**The exercise**
Hunt for the word "amyl" across the entries below, copying each line that holds it.

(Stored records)
__________
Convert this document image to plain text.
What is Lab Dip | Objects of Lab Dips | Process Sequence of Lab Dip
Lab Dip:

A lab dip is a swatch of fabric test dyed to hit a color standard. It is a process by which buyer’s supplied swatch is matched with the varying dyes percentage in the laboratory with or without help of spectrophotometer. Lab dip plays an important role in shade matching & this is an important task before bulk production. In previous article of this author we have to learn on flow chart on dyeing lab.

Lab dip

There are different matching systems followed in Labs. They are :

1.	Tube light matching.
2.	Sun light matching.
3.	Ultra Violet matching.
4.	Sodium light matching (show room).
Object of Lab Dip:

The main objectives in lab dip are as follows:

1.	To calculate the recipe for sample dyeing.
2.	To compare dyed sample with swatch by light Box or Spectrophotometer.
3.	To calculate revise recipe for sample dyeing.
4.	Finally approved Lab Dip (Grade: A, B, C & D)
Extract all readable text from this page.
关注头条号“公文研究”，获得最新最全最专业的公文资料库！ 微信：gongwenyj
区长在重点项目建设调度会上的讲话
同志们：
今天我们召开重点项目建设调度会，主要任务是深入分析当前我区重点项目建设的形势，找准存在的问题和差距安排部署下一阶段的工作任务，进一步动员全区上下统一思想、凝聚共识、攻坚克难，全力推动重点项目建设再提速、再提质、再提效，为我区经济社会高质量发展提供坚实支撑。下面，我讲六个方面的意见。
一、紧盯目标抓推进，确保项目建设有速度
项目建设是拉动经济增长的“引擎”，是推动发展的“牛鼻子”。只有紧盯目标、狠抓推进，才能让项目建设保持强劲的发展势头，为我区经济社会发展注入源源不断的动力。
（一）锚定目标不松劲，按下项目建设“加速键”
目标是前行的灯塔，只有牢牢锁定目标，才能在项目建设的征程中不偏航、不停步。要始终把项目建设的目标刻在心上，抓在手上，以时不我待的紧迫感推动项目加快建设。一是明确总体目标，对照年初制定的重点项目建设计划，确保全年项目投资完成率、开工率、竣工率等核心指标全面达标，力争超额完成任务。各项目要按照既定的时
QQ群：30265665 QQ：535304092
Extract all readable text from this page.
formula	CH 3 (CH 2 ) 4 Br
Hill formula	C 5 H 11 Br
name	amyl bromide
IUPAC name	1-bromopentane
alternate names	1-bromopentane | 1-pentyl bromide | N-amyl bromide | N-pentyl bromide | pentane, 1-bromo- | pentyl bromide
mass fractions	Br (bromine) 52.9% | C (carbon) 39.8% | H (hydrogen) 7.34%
__________
**Task answer**
name	amyl bromide
alternate names	1-bromopentane | 1-pentyl bromide | N-amyl bromide | N-pentyl bromide | pentane, 1-bromo- | pentyl bromide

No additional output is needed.